___ GIVEN DATA

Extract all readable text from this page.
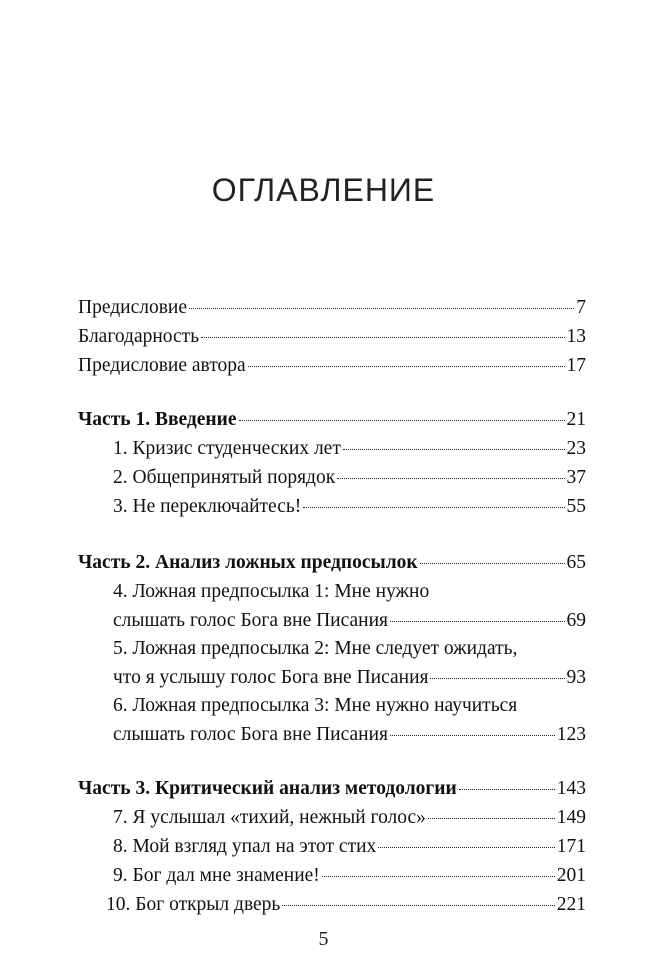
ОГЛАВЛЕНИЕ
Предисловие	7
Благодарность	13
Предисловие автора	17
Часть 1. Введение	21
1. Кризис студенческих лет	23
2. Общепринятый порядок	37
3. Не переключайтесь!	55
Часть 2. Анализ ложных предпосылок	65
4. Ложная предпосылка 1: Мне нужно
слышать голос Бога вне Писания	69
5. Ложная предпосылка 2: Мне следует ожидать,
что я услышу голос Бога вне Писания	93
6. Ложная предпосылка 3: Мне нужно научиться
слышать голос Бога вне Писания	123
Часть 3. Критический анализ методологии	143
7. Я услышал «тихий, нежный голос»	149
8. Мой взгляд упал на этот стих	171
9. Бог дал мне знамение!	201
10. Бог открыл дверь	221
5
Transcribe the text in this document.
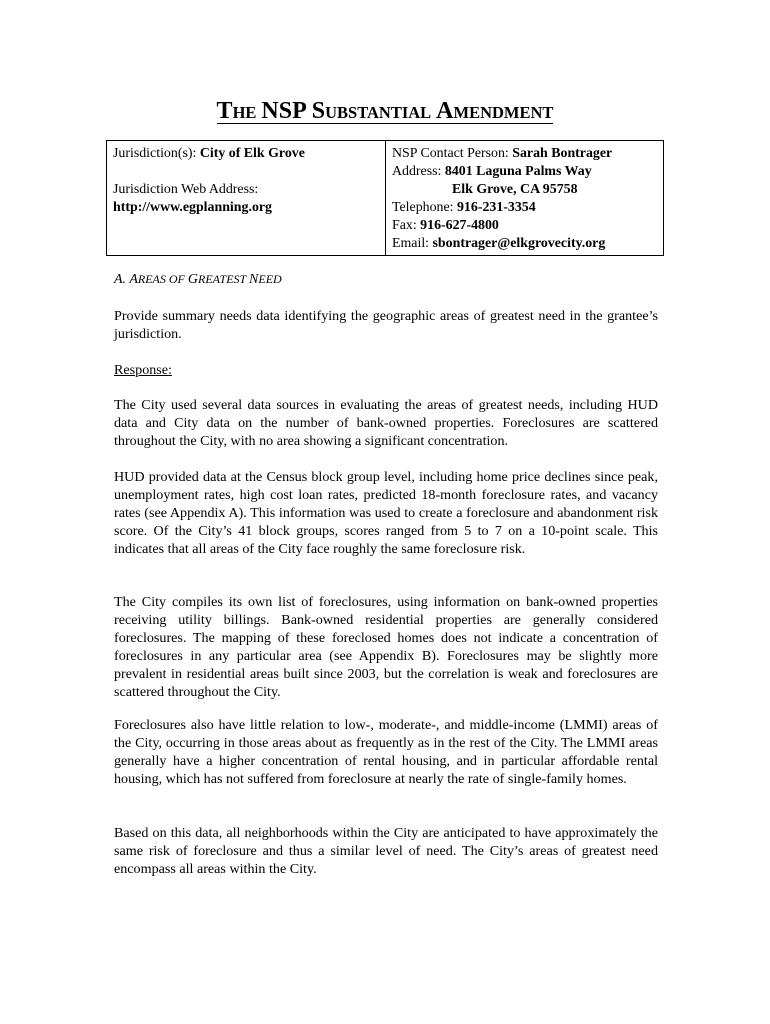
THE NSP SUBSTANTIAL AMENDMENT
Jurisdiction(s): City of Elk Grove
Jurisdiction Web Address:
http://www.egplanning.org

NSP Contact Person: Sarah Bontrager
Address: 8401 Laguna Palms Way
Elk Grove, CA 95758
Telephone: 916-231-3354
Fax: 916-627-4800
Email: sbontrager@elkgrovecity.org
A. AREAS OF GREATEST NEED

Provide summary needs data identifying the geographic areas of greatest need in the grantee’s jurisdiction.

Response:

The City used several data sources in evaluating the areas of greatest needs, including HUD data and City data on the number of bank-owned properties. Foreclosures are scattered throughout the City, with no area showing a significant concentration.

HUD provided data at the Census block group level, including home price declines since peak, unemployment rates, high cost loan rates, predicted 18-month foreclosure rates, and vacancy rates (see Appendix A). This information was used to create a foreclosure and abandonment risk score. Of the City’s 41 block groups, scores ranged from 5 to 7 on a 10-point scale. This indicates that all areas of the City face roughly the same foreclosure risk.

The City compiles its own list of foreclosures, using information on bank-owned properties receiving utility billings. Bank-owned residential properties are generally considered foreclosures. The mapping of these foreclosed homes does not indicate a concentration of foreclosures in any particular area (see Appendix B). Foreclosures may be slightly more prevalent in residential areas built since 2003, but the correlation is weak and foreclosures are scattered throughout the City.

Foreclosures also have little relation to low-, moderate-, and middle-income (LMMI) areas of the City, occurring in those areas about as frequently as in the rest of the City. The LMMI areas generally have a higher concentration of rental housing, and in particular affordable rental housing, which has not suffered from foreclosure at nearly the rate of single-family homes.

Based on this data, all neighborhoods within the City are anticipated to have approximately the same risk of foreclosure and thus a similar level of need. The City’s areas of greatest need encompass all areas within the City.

______

- **TASK GOAL**
Extract every line of the records above that contains the word "concentration".

- **EXERCISE ANSWER**
The City used several data sources in evaluating the areas of greatest needs, including HUD data and City data on the number of bank-owned properties. Foreclosures are scattered throughout the City, with no area showing a significant concentration.
The City compiles its own list of foreclosures, using information on bank-owned properties receiving utility billings. Bank-owned residential properties are generally considered foreclosures. The mapping of these foreclosed homes does not indicate a concentration of foreclosures in any particular area (see Appendix B). Foreclosures may be slightly more prevalent in residential areas built since 2003, but the correlation is weak and foreclosures are scattered throughout the City.
Foreclosures also have little relation to low-, moderate-, and middle-income (LMMI) areas of the City, occurring in those areas about as frequently as in the rest of the City. The LMMI areas generally have a higher concentration of rental housing, and in particular affordable rental housing, which has not suffered from foreclosure at nearly the rate of single-family homes.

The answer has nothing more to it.